▸ Reading text
The 2015 FFA Cup preliminary rounds were a qualifying competition to decide 21 of the 32 teams which will take part in the 2015 FFA Cup Round of 32, along with the 10 A-League clubs and reigning National Premier Leagues champion (North Eastern MetroStars SC). The preliminary rounds operated within a consistent national structure whereby club entry into the competition was staggered in each state/territory, with the winning clubs from Round 7 of the preliminary rounds in each member federation gaining direct entry into the Round of 32. All Australian clubs were eligible to enter the qualifying process through their respective FFA member federation, however only one team per club was permitted entry in the competition. Teams from the Northern Territory competed in this competition for the first time.

Schedule

The number of fixtures for each round, and the match dates for each Federation, are as follows.

 Updated from the FFA Cup Website. Some round dates in respective Federations may overlap due to separate scheduling of Zones/Sub-Zones.

Format

The preliminary rounds structure were as follows, and refer to the different levels in the unofficial Australian association football league system :

Qualifying round:
39 Victorian clubs level 8 and below entered this stage.
Byes – 17 Victorian clubs.
First round:
19 Northern New South Wales clubs level 3 and below (North Zone) entered this stage. For Northern NSW, the preliminary rounds would go straight to a penalty shootout in the event that the game is tied at the conclusion of the regular 90 minutes.
20 Queensland clubs level 3 and below entered this stage.
88 Victorian clubs (28 from the previous round and 60 level 6–7) entered this stage.
Byes – 1 NNSW club (from the North Zone), 12 QLD clubs.
Second round:
56 Northern New South Wales clubs (10 from the previous round and 46 level 3 and below) entered this stage.
68 Queensland clubs (16 from the previous round and 52 level 5–7 entered this stage.
80 Victorian clubs (44 from the previous round and 36 level 5–6) entered this stage.
23 Western Australian clubs level 6 and below entered this stage.
Byes – 4 NNSW clubs (2 from the North Zone, 2 from the South Zone), 4 QLD clubs, 7 WA clubs.
Third round:
10 Australian Capital Territory clubs level 3 and below entered this stage.
80 New South Wales clubs level 4 and below entered this stage.
43 Northern New South Wales clubs (30 from the previous round and 13 level 2 and below) entered this stage.
10 Northern Territory clubs level 2 and below entered this stage.
74 Queensland clubs (36 from the previous round and 38 level 5–7 entered this stage.
28 South Australian clubs level 2 and below (plus North Eastern MetroStars as 2014 NPL Champion) entered this stage.
8 Tasmanian clubs level 3 entered this stage.
64 Victorian clubs (40 from the previous round and 24 level 4) entered this stage.

▸ Data provided

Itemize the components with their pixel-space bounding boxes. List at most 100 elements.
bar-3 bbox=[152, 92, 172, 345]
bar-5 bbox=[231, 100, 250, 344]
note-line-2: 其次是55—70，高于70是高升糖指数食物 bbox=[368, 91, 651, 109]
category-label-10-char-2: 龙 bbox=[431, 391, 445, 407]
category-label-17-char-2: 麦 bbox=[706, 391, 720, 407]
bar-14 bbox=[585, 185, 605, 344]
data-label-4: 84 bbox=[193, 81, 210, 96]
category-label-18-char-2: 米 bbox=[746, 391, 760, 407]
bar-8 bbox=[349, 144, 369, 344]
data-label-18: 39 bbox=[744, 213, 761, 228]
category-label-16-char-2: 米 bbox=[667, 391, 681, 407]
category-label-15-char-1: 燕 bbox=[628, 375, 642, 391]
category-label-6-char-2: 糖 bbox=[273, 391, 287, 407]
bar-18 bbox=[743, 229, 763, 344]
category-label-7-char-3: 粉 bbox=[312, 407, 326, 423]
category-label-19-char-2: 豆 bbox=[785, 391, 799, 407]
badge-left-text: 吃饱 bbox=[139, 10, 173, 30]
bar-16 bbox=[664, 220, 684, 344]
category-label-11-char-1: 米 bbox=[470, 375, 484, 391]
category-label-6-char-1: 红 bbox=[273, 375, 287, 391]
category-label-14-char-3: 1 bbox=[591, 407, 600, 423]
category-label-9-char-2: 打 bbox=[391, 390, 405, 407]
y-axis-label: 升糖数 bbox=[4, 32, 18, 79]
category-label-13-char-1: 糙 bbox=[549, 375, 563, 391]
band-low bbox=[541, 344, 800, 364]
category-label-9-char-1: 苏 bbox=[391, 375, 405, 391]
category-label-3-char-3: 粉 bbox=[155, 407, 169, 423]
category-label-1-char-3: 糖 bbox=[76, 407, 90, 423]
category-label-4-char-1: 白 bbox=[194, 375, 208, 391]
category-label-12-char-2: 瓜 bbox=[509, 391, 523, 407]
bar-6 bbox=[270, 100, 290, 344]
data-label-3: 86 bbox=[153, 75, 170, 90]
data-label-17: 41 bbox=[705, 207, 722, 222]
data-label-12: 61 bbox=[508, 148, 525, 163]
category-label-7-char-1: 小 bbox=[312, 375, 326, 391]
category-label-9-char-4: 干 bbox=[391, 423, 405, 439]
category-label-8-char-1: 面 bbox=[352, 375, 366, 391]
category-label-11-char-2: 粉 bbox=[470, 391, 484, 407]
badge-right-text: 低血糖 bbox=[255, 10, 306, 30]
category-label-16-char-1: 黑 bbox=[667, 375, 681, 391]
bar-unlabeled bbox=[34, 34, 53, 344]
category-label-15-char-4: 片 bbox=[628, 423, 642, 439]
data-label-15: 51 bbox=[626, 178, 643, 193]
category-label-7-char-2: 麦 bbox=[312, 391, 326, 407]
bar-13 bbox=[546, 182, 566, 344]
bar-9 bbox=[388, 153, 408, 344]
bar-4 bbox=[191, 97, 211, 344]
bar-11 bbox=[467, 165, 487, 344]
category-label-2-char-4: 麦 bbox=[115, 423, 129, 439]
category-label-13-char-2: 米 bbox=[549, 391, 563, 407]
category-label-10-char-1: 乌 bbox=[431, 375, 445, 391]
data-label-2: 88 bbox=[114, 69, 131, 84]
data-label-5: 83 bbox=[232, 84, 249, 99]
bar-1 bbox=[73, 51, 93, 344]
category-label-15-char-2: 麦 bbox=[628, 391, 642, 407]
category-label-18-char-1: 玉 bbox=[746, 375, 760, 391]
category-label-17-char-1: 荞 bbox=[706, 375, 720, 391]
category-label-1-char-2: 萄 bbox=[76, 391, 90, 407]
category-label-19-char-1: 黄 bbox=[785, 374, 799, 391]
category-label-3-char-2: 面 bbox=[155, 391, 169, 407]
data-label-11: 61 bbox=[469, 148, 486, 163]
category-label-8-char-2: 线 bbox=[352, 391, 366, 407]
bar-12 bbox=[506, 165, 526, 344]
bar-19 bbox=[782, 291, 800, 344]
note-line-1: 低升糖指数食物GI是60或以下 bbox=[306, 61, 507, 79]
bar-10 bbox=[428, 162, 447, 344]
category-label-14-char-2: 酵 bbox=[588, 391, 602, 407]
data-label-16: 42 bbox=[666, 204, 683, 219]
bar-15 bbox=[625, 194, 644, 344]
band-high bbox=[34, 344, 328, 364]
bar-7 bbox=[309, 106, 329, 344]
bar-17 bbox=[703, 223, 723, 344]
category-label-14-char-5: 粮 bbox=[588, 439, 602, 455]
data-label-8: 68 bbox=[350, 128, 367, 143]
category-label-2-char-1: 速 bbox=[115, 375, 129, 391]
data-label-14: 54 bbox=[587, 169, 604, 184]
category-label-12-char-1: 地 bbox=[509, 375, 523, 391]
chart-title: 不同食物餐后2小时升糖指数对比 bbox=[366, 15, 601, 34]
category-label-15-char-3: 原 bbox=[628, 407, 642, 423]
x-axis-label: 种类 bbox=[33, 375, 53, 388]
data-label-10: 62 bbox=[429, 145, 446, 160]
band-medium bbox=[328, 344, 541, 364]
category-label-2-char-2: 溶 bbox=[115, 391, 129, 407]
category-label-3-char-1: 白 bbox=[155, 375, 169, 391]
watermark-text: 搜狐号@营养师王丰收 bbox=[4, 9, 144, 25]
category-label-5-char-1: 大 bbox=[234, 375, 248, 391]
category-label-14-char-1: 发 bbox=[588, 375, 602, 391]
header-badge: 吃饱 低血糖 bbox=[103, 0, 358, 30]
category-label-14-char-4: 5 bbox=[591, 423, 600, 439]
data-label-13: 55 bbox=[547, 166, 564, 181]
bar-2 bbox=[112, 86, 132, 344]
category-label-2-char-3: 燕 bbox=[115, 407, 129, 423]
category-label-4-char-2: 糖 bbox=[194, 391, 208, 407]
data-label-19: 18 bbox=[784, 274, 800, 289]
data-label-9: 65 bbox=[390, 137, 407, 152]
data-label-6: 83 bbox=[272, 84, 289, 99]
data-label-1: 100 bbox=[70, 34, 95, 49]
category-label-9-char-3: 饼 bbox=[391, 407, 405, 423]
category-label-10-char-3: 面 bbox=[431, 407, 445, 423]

▸ Task item A
Answer these questions from the text on the 2015 FFA Cup preliminary rounds:
(i) How many A-League clubs take part in the 2015 FFA Cup Round of 32?
(ii) How many Victorian clubs at level 8 and below entered the qualifying round?
(iii) How many Northern Territory clubs entered the third round?
▸ Task item B
Render this sentence from the 2015 FFA Cup preliminary rounds text in Spanish: "Teams from the Northern Territory competed in this competition for the first time."
The items can be set aside; none of the work draws on them.

▸ Written answer A
(i) 10
(ii) 39
(iii) 10

▸ Written answer B
Los equipos del Territorio del Norte compitieron en esta competición por primera vez.